* DIRECTIONS FOR THIS TASK: Output every entry exactly as given.

Data listing
☆ ☆ ☆ ☆ ☆
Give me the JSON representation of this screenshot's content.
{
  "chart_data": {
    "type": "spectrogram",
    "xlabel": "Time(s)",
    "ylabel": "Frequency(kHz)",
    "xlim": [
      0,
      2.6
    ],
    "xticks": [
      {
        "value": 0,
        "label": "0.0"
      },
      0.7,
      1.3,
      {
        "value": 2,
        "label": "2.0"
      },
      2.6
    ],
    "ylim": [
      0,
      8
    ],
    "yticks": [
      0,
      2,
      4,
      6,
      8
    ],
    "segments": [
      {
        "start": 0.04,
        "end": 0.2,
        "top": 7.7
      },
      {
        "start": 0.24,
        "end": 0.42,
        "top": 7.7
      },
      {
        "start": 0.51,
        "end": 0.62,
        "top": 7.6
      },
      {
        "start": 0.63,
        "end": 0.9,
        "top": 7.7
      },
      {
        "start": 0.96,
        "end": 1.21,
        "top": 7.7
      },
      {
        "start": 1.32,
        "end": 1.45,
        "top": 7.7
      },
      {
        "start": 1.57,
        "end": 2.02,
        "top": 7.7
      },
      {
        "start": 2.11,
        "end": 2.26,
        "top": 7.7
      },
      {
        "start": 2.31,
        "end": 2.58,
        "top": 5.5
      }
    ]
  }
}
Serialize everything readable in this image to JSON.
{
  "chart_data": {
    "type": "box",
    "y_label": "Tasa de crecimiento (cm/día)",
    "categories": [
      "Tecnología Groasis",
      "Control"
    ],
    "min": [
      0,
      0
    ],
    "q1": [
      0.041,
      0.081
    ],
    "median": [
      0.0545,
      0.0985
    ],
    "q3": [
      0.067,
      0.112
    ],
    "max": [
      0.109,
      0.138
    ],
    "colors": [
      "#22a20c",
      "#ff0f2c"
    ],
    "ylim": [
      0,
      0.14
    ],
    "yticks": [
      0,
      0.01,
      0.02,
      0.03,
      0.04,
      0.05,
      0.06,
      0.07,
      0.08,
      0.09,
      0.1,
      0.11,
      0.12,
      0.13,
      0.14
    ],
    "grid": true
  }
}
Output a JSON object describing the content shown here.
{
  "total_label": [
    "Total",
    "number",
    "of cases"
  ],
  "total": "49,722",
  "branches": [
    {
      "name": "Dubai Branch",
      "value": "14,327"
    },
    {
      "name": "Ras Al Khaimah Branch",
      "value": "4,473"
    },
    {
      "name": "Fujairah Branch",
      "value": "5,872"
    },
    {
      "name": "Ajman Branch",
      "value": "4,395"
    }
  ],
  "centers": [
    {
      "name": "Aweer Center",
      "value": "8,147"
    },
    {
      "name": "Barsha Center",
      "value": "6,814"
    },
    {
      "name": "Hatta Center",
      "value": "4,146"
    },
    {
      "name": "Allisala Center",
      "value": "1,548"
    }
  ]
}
☆ ☆ ☆ ☆ ☆
* THE RESPONSE:
Give me the JSON representation of this screenshot's content.
{
  "chart_data": {
    "type": "spectrogram",
    "xlabel": "Time(s)",
    "ylabel": "Frequency(kHz)",
    "xlim": [
      0,
      2.6
    ],
    "xticks": [
      {
        "value": 0,
        "label": "0.0"
      },
      0.7,
      1.3,
      {
        "value": 2,
        "label": "2.0"
      },
      2.6
    ],
    "ylim": [
      0,
      8
    ],
    "yticks": [
      0,
      2,
      4,
      6,
      8
    ],
    "segments": [
      {
        "start": 0.04,
        "end": 0.2,
        "top": 7.7
      },
      {
        "start": 0.24,
        "end": 0.42,
        "top": 7.7
      },
      {
        "start": 0.51,
        "end": 0.62,
        "top": 7.6
      },
      {
        "start": 0.63,
        "end": 0.9,
        "top": 7.7
      },
      {
        "start": 0.96,
        "end": 1.21,
        "top": 7.7
      },
      {
        "start": 1.32,
        "end": 1.45,
        "top": 7.7
      },
      {
        "start": 1.57,
        "end": 2.02,
        "top": 7.7
      },
      {
        "start": 2.11,
        "end": 2.26,
        "top": 7.7
      },
      {
        "start": 2.31,
        "end": 2.58,
        "top": 5.5
      }
    ]
  }
}
Serialize everything readable in this image to JSON.
{
  "chart_data": {
    "type": "box",
    "y_label": "Tasa de crecimiento (cm/día)",
    "categories": [
      "Tecnología Groasis",
      "Control"
    ],
    "min": [
      0,
      0
    ],
    "q1": [
      0.041,
      0.081
    ],
    "median": [
      0.0545,
      0.0985
    ],
    "q3": [
      0.067,
      0.112
    ],
    "max": [
      0.109,
      0.138
    ],
    "colors": [
      "#22a20c",
      "#ff0f2c"
    ],
    "ylim": [
      0,
      0.14
    ],
    "yticks": [
      0,
      0.01,
      0.02,
      0.03,
      0.04,
      0.05,
      0.06,
      0.07,
      0.08,
      0.09,
      0.1,
      0.11,
      0.12,
      0.13,
      0.14
    ],
    "grid": true
  }
}
Output a JSON object describing the content shown here.
{
  "total_label": [
    "Total",
    "number",
    "of cases"
  ],
  "total": "49,722",
  "branches": [
    {
      "name": "Dubai Branch",
      "value": "14,327"
    },
    {
      "name": "Ras Al Khaimah Branch",
      "value": "4,473"
    },
    {
      "name": "Fujairah Branch",
      "value": "5,872"
    },
    {
      "name": "Ajman Branch",
      "value": "4,395"
    }
  ],
  "centers": [
    {
      "name": "Aweer Center",
      "value": "8,147"
    },
    {
      "name": "Barsha Center",
      "value": "6,814"
    },
    {
      "name": "Hatta Center",
      "value": "4,146"
    },
    {
      "name": "Allisala Center",
      "value": "1,548"
    }
  ]
}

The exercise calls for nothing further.